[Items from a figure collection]
——

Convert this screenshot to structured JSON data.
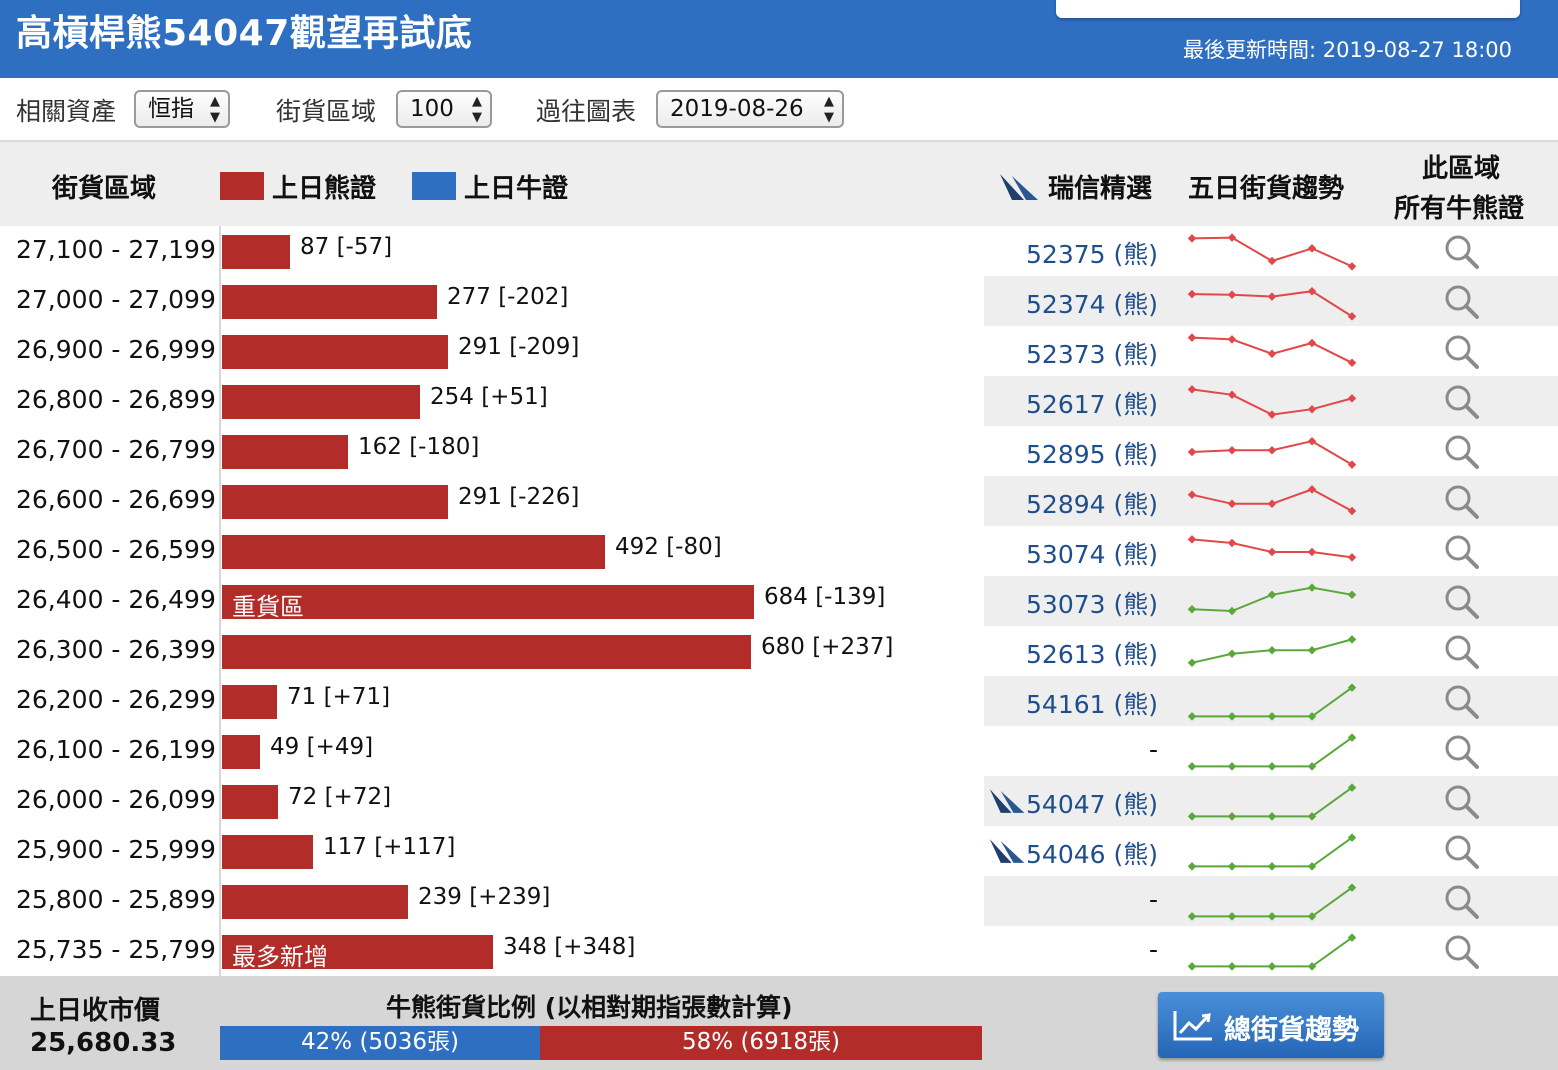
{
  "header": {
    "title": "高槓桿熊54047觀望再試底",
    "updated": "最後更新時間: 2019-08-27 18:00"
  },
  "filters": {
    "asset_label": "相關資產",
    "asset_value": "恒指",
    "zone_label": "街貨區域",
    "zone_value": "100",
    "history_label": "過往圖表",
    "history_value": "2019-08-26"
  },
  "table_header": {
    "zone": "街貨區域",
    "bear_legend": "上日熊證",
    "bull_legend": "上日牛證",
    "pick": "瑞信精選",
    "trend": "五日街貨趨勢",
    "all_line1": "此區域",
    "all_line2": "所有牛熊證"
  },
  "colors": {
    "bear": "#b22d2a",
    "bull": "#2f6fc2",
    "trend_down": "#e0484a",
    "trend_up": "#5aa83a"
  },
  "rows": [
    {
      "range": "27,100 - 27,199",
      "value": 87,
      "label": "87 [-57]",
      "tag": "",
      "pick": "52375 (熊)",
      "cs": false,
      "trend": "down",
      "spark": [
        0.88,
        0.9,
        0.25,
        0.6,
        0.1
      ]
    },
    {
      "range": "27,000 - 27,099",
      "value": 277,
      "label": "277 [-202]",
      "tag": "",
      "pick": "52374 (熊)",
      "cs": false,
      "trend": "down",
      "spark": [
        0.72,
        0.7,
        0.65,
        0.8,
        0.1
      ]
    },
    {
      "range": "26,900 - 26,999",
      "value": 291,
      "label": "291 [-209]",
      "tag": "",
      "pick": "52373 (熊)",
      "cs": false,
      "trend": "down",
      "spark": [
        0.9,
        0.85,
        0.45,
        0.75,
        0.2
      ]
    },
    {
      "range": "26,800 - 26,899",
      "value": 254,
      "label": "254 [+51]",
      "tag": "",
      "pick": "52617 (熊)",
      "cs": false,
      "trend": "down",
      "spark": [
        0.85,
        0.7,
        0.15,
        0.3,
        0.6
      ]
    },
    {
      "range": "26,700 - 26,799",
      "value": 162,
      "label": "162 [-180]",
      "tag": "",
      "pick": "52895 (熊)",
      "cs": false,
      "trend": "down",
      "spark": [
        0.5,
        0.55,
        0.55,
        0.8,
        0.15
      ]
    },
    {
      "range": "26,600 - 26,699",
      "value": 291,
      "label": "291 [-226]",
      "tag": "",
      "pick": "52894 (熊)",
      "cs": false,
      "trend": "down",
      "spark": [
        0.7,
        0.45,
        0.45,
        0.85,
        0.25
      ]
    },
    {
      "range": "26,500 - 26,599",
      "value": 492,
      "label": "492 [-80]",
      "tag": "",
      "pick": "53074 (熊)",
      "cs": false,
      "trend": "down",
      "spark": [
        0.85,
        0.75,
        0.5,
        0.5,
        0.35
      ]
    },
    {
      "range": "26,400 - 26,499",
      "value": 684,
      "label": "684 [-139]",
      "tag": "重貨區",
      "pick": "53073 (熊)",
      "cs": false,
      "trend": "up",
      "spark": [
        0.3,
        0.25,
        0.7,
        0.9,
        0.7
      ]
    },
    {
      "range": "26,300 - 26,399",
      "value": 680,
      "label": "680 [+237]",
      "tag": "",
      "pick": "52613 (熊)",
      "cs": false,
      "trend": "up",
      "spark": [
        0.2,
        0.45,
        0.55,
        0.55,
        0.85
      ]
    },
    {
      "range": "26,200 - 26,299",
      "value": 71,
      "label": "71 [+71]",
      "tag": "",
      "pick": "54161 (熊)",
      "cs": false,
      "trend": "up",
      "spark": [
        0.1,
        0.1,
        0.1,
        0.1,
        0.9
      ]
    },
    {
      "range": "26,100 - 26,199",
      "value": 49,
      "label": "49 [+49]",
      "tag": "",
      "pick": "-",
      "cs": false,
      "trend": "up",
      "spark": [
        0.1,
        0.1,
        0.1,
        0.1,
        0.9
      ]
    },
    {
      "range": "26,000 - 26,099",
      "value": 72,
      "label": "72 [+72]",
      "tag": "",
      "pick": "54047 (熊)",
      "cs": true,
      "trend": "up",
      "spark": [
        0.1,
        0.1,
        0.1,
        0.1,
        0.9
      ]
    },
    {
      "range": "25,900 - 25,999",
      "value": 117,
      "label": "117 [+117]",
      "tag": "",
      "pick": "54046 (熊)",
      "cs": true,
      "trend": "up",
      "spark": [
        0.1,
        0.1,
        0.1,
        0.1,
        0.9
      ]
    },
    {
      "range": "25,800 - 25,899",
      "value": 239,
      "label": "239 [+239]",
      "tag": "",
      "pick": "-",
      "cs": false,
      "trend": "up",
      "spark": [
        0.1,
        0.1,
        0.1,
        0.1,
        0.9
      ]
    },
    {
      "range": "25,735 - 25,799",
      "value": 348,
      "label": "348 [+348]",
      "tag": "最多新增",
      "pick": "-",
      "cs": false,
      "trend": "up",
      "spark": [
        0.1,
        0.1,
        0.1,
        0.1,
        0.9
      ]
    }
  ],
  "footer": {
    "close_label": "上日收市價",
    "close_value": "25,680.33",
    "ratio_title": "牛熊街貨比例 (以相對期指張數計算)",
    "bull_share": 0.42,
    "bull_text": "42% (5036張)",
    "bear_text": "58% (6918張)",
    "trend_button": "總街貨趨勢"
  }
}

——

__WRITTEN TASK__
Restate the listing above word for word, and skip the pictures.

__IN RESPONSE__
Convert this screenshot to structured JSON data.
{
  "header": {
    "title": "高槓桿熊54047觀望再試底",
    "updated": "最後更新時間: 2019-08-27 18:00"
  },
  "filters": {
    "asset_label": "相關資產",
    "asset_value": "恒指",
    "zone_label": "街貨區域",
    "zone_value": "100",
    "history_label": "過往圖表",
    "history_value": "2019-08-26"
  },
  "table_header": {
    "zone": "街貨區域",
    "bear_legend": "上日熊證",
    "bull_legend": "上日牛證",
    "pick": "瑞信精選",
    "trend": "五日街貨趨勢",
    "all_line1": "此區域",
    "all_line2": "所有牛熊證"
  },
  "colors": {
    "bear": "#b22d2a",
    "bull": "#2f6fc2",
    "trend_down": "#e0484a",
    "trend_up": "#5aa83a"
  },
  "rows": [
    {
      "range": "27,100 - 27,199",
      "value": 87,
      "label": "87 [-57]",
      "tag": "",
      "pick": "52375 (熊)",
      "cs": false,
      "trend": "down",
      "spark": [
        0.88,
        0.9,
        0.25,
        0.6,
        0.1
      ]
    },
    {
      "range": "27,000 - 27,099",
      "value": 277,
      "label": "277 [-202]",
      "tag": "",
      "pick": "52374 (熊)",
      "cs": false,
      "trend": "down",
      "spark": [
        0.72,
        0.7,
        0.65,
        0.8,
        0.1
      ]
    },
    {
      "range": "26,900 - 26,999",
      "value": 291,
      "label": "291 [-209]",
      "tag": "",
      "pick": "52373 (熊)",
      "cs": false,
      "trend": "down",
      "spark": [
        0.9,
        0.85,
        0.45,
        0.75,
        0.2
      ]
    },
    {
      "range": "26,800 - 26,899",
      "value": 254,
      "label": "254 [+51]",
      "tag": "",
      "pick": "52617 (熊)",
      "cs": false,
      "trend": "down",
      "spark": [
        0.85,
        0.7,
        0.15,
        0.3,
        0.6
      ]
    },
    {
      "range": "26,700 - 26,799",
      "value": 162,
      "label": "162 [-180]",
      "tag": "",
      "pick": "52895 (熊)",
      "cs": false,
      "trend": "down",
      "spark": [
        0.5,
        0.55,
        0.55,
        0.8,
        0.15
      ]
    },
    {
      "range": "26,600 - 26,699",
      "value": 291,
      "label": "291 [-226]",
      "tag": "",
      "pick": "52894 (熊)",
      "cs": false,
      "trend": "down",
      "spark": [
        0.7,
        0.45,
        0.45,
        0.85,
        0.25
      ]
    },
    {
      "range": "26,500 - 26,599",
      "value": 492,
      "label": "492 [-80]",
      "tag": "",
      "pick": "53074 (熊)",
      "cs": false,
      "trend": "down",
      "spark": [
        0.85,
        0.75,
        0.5,
        0.5,
        0.35
      ]
    },
    {
      "range": "26,400 - 26,499",
      "value": 684,
      "label": "684 [-139]",
      "tag": "重貨區",
      "pick": "53073 (熊)",
      "cs": false,
      "trend": "up",
      "spark": [
        0.3,
        0.25,
        0.7,
        0.9,
        0.7
      ]
    },
    {
      "range": "26,300 - 26,399",
      "value": 680,
      "label": "680 [+237]",
      "tag": "",
      "pick": "52613 (熊)",
      "cs": false,
      "trend": "up",
      "spark": [
        0.2,
        0.45,
        0.55,
        0.55,
        0.85
      ]
    },
    {
      "range": "26,200 - 26,299",
      "value": 71,
      "label": "71 [+71]",
      "tag": "",
      "pick": "54161 (熊)",
      "cs": false,
      "trend": "up",
      "spark": [
        0.1,
        0.1,
        0.1,
        0.1,
        0.9
      ]
    },
    {
      "range": "26,100 - 26,199",
      "value": 49,
      "label": "49 [+49]",
      "tag": "",
      "pick": "-",
      "cs": false,
      "trend": "up",
      "spark": [
        0.1,
        0.1,
        0.1,
        0.1,
        0.9
      ]
    },
    {
      "range": "26,000 - 26,099",
      "value": 72,
      "label": "72 [+72]",
      "tag": "",
      "pick": "54047 (熊)",
      "cs": true,
      "trend": "up",
      "spark": [
        0.1,
        0.1,
        0.1,
        0.1,
        0.9
      ]
    },
    {
      "range": "25,900 - 25,999",
      "value": 117,
      "label": "117 [+117]",
      "tag": "",
      "pick": "54046 (熊)",
      "cs": true,
      "trend": "up",
      "spark": [
        0.1,
        0.1,
        0.1,
        0.1,
        0.9
      ]
    },
    {
      "range": "25,800 - 25,899",
      "value": 239,
      "label": "239 [+239]",
      "tag": "",
      "pick": "-",
      "cs": false,
      "trend": "up",
      "spark": [
        0.1,
        0.1,
        0.1,
        0.1,
        0.9
      ]
    },
    {
      "range": "25,735 - 25,799",
      "value": 348,
      "label": "348 [+348]",
      "tag": "最多新增",
      "pick": "-",
      "cs": false,
      "trend": "up",
      "spark": [
        0.1,
        0.1,
        0.1,
        0.1,
        0.9
      ]
    }
  ],
  "footer": {
    "close_label": "上日收市價",
    "close_value": "25,680.33",
    "ratio_title": "牛熊街貨比例 (以相對期指張數計算)",
    "bull_share": 0.42,
    "bull_text": "42% (5036張)",
    "bear_text": "58% (6918張)",
    "trend_button": "總街貨趨勢"
  }
}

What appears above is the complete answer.